* START *

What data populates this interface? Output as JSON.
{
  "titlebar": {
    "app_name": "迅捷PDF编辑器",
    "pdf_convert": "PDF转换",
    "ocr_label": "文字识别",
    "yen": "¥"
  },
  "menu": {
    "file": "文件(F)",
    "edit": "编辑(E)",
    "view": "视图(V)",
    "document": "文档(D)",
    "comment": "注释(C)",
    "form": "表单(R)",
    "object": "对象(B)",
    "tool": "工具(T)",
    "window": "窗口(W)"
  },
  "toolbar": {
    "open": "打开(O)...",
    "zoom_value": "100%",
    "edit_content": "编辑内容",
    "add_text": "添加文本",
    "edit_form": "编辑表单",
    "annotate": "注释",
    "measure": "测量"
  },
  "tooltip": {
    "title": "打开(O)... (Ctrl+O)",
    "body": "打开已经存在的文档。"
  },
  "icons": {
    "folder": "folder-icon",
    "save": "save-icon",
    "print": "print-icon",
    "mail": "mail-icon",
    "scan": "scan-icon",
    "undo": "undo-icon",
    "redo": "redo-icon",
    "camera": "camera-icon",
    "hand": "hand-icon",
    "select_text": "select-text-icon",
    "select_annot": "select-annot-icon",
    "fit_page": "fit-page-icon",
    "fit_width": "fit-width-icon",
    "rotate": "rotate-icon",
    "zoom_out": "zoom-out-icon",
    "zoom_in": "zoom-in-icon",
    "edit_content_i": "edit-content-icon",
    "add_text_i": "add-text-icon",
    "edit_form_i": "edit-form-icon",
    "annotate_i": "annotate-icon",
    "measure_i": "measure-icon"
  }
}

* END *

Write out all records exactly, keeping every detail.

## SOLUTION
What data populates this interface? Output as JSON.
{
  "titlebar": {
    "app_name": "迅捷PDF编辑器",
    "pdf_convert": "PDF转换",
    "ocr_label": "文字识别",
    "yen": "¥"
  },
  "menu": {
    "file": "文件(F)",
    "edit": "编辑(E)",
    "view": "视图(V)",
    "document": "文档(D)",
    "comment": "注释(C)",
    "form": "表单(R)",
    "object": "对象(B)",
    "tool": "工具(T)",
    "window": "窗口(W)"
  },
  "toolbar": {
    "open": "打开(O)...",
    "zoom_value": "100%",
    "edit_content": "编辑内容",
    "add_text": "添加文本",
    "edit_form": "编辑表单",
    "annotate": "注释",
    "measure": "测量"
  },
  "tooltip": {
    "title": "打开(O)... (Ctrl+O)",
    "body": "打开已经存在的文档。"
  },
  "icons": {
    "folder": "folder-icon",
    "save": "save-icon",
    "print": "print-icon",
    "mail": "mail-icon",
    "scan": "scan-icon",
    "undo": "undo-icon",
    "redo": "redo-icon",
    "camera": "camera-icon",
    "hand": "hand-icon",
    "select_text": "select-text-icon",
    "select_annot": "select-annot-icon",
    "fit_page": "fit-page-icon",
    "fit_width": "fit-width-icon",
    "rotate": "rotate-icon",
    "zoom_out": "zoom-out-icon",
    "zoom_in": "zoom-in-icon",
    "edit_content_i": "edit-content-icon",
    "add_text_i": "add-text-icon",
    "edit_form_i": "edit-form-icon",
    "annotate_i": "annotate-icon",
    "measure_i": "measure-icon"
  }
}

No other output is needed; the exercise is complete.